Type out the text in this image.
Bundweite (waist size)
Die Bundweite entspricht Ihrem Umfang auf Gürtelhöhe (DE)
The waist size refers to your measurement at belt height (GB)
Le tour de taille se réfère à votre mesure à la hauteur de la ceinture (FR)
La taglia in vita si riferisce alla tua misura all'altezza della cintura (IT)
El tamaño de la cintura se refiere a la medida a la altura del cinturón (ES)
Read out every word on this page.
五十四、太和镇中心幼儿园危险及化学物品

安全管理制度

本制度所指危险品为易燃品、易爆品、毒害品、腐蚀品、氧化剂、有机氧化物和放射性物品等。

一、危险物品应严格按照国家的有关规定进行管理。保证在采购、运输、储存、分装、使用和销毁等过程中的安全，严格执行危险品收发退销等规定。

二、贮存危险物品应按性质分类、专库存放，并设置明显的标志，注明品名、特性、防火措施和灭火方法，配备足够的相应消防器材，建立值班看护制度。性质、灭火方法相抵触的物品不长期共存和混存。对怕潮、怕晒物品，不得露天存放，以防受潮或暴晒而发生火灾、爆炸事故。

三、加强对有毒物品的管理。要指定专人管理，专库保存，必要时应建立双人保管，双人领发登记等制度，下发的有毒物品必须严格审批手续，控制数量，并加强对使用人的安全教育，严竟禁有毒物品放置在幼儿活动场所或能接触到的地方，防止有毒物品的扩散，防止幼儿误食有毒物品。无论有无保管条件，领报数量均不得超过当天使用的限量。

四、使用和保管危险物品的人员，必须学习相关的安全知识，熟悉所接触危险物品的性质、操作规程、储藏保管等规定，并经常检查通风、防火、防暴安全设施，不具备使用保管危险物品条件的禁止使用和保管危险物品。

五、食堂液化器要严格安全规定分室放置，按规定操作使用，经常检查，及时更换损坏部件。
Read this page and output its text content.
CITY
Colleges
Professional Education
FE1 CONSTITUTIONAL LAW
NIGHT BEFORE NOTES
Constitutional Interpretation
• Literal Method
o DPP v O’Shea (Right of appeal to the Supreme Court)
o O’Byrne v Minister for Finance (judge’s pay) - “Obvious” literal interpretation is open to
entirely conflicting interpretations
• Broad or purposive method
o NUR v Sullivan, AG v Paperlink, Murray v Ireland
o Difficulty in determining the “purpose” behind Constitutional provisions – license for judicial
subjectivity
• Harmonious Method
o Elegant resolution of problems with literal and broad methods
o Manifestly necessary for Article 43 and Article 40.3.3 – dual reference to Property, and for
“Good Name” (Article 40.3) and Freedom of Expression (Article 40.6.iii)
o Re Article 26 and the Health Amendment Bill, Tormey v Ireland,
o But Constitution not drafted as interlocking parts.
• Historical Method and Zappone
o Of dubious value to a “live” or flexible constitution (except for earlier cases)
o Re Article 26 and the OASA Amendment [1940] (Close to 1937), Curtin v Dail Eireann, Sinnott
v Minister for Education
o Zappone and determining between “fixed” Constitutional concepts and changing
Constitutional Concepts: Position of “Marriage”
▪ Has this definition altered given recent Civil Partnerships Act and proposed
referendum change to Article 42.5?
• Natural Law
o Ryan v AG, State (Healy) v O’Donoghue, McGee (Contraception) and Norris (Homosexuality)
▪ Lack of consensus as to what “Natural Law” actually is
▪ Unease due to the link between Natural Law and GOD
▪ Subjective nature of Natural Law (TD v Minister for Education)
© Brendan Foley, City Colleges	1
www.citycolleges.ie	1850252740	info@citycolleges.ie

-*-

■ GOAL OF THE EXERCISE ■
The records above should be repeated in full, exactly as given.

■ REPLY ■
Type out the text in this image.
Bundweite (waist size)
Die Bundweite entspricht Ihrem Umfang auf Gürtelhöhe (DE)
The waist size refers to your measurement at belt height (GB)
Le tour de taille se réfère à votre mesure à la hauteur de la ceinture (FR)
La taglia in vita si riferisce alla tua misura all'altezza della cintura (IT)
El tamaño de la cintura se refiere a la medida a la altura del cinturón (ES)
Read out every word on this page.
五十四、太和镇中心幼儿园危险及化学物品

安全管理制度

本制度所指危险品为易燃品、易爆品、毒害品、腐蚀品、氧化剂、有机氧化物和放射性物品等。

一、危险物品应严格按照国家的有关规定进行管理。保证在采购、运输、储存、分装、使用和销毁等过程中的安全，严格执行危险品收发退销等规定。

二、贮存危险物品应按性质分类、专库存放，并设置明显的标志，注明品名、特性、防火措施和灭火方法，配备足够的相应消防器材，建立值班看护制度。性质、灭火方法相抵触的物品不长期共存和混存。对怕潮、怕晒物品，不得露天存放，以防受潮或暴晒而发生火灾、爆炸事故。

三、加强对有毒物品的管理。要指定专人管理，专库保存，必要时应建立双人保管，双人领发登记等制度，下发的有毒物品必须严格审批手续，控制数量，并加强对使用人的安全教育，严竟禁有毒物品放置在幼儿活动场所或能接触到的地方，防止有毒物品的扩散，防止幼儿误食有毒物品。无论有无保管条件，领报数量均不得超过当天使用的限量。

四、使用和保管危险物品的人员，必须学习相关的安全知识，熟悉所接触危险物品的性质、操作规程、储藏保管等规定，并经常检查通风、防火、防暴安全设施，不具备使用保管危险物品条件的禁止使用和保管危险物品。

五、食堂液化器要严格安全规定分室放置，按规定操作使用，经常检查，及时更换损坏部件。
Read this page and output its text content.
CITY
Colleges
Professional Education
FE1 CONSTITUTIONAL LAW
NIGHT BEFORE NOTES
Constitutional Interpretation
• Literal Method
o DPP v O’Shea (Right of appeal to the Supreme Court)
o O’Byrne v Minister for Finance (judge’s pay) - “Obvious” literal interpretation is open to
entirely conflicting interpretations
• Broad or purposive method
o NUR v Sullivan, AG v Paperlink, Murray v Ireland
o Difficulty in determining the “purpose” behind Constitutional provisions – license for judicial
subjectivity
• Harmonious Method
o Elegant resolution of problems with literal and broad methods
o Manifestly necessary for Article 43 and Article 40.3.3 – dual reference to Property, and for
“Good Name” (Article 40.3) and Freedom of Expression (Article 40.6.iii)
o Re Article 26 and the Health Amendment Bill, Tormey v Ireland,
o But Constitution not drafted as interlocking parts.
• Historical Method and Zappone
o Of dubious value to a “live” or flexible constitution (except for earlier cases)
o Re Article 26 and the OASA Amendment [1940] (Close to 1937), Curtin v Dail Eireann, Sinnott
v Minister for Education
o Zappone and determining between “fixed” Constitutional concepts and changing
Constitutional Concepts: Position of “Marriage”
▪ Has this definition altered given recent Civil Partnerships Act and proposed
referendum change to Article 42.5?
• Natural Law
o Ryan v AG, State (Healy) v O’Donoghue, McGee (Contraception) and Norris (Homosexuality)
▪ Lack of consensus as to what “Natural Law” actually is
▪ Unease due to the link between Natural Law and GOD
▪ Subjective nature of Natural Law (TD v Minister for Education)
© Brendan Foley, City Colleges	1
www.citycolleges.ie	1850252740	info@citycolleges.ie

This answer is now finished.